Search the listing below for the string "Third" and show each line that contains it.

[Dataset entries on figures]
━━━━━━━━━━━━━━━━
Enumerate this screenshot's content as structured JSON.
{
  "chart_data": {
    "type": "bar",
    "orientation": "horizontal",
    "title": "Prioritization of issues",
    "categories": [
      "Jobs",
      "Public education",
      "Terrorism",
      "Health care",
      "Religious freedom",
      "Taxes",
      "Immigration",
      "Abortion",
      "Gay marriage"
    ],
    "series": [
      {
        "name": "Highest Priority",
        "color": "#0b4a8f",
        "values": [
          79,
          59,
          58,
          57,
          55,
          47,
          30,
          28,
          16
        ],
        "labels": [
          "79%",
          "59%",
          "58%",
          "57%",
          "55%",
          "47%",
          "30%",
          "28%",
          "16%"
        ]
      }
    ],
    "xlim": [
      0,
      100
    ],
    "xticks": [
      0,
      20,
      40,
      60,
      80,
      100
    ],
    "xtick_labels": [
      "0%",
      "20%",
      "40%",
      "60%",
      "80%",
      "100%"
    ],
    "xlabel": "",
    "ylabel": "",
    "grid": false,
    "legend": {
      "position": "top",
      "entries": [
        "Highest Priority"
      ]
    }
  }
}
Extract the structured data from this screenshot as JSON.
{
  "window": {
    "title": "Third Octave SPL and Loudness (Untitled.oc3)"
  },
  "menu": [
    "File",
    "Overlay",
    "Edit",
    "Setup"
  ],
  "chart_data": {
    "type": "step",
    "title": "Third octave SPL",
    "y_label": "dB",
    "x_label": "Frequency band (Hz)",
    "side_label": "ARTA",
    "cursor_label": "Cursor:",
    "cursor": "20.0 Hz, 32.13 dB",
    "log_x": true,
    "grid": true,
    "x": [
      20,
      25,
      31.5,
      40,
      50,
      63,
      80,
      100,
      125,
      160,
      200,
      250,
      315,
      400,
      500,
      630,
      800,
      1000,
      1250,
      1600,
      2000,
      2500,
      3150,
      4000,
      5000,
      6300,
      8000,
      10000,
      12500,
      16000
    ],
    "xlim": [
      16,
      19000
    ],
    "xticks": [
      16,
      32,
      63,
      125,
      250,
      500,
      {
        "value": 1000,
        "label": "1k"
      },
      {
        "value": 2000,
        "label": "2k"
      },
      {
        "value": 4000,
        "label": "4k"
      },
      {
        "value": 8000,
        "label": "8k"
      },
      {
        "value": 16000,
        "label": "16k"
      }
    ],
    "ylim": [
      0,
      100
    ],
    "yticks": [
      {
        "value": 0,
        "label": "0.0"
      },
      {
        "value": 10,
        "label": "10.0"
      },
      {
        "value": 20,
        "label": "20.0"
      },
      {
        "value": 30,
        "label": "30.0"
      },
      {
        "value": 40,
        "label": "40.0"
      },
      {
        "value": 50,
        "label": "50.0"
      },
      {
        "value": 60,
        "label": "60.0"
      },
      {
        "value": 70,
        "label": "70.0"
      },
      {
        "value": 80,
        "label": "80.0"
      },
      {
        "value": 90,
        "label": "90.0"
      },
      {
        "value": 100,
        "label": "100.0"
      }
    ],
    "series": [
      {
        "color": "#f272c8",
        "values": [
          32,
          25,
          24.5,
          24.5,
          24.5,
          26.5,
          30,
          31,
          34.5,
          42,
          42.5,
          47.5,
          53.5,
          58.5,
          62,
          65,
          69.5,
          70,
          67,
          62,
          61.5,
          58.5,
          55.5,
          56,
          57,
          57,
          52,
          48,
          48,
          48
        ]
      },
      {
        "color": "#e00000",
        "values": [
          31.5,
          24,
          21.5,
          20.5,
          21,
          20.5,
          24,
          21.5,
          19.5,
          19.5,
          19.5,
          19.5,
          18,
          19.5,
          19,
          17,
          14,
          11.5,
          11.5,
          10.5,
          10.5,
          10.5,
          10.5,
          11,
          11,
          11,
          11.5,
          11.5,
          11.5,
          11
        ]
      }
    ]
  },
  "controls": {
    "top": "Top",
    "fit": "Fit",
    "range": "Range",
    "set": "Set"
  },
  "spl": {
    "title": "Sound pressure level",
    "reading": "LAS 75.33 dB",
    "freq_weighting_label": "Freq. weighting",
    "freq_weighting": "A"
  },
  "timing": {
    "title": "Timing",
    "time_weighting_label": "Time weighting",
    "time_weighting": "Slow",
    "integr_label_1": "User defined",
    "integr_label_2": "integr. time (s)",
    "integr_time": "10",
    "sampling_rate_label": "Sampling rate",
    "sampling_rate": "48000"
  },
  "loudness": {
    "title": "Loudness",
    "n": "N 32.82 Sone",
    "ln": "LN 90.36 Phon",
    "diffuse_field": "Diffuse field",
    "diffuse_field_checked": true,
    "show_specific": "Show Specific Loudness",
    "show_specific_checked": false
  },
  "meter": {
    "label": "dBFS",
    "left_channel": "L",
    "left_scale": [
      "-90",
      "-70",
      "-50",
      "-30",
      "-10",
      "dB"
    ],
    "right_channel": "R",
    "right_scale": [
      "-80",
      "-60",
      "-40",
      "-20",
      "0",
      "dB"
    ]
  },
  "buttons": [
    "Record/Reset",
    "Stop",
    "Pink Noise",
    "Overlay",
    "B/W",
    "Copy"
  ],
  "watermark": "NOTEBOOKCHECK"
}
━━━━━━━━━━━━━━━━
* _WRITTEN RESPONSE_:
    "title": "Third Octave SPL and Loudness (Untitled.oc3)"
    "title": "Third octave SPL",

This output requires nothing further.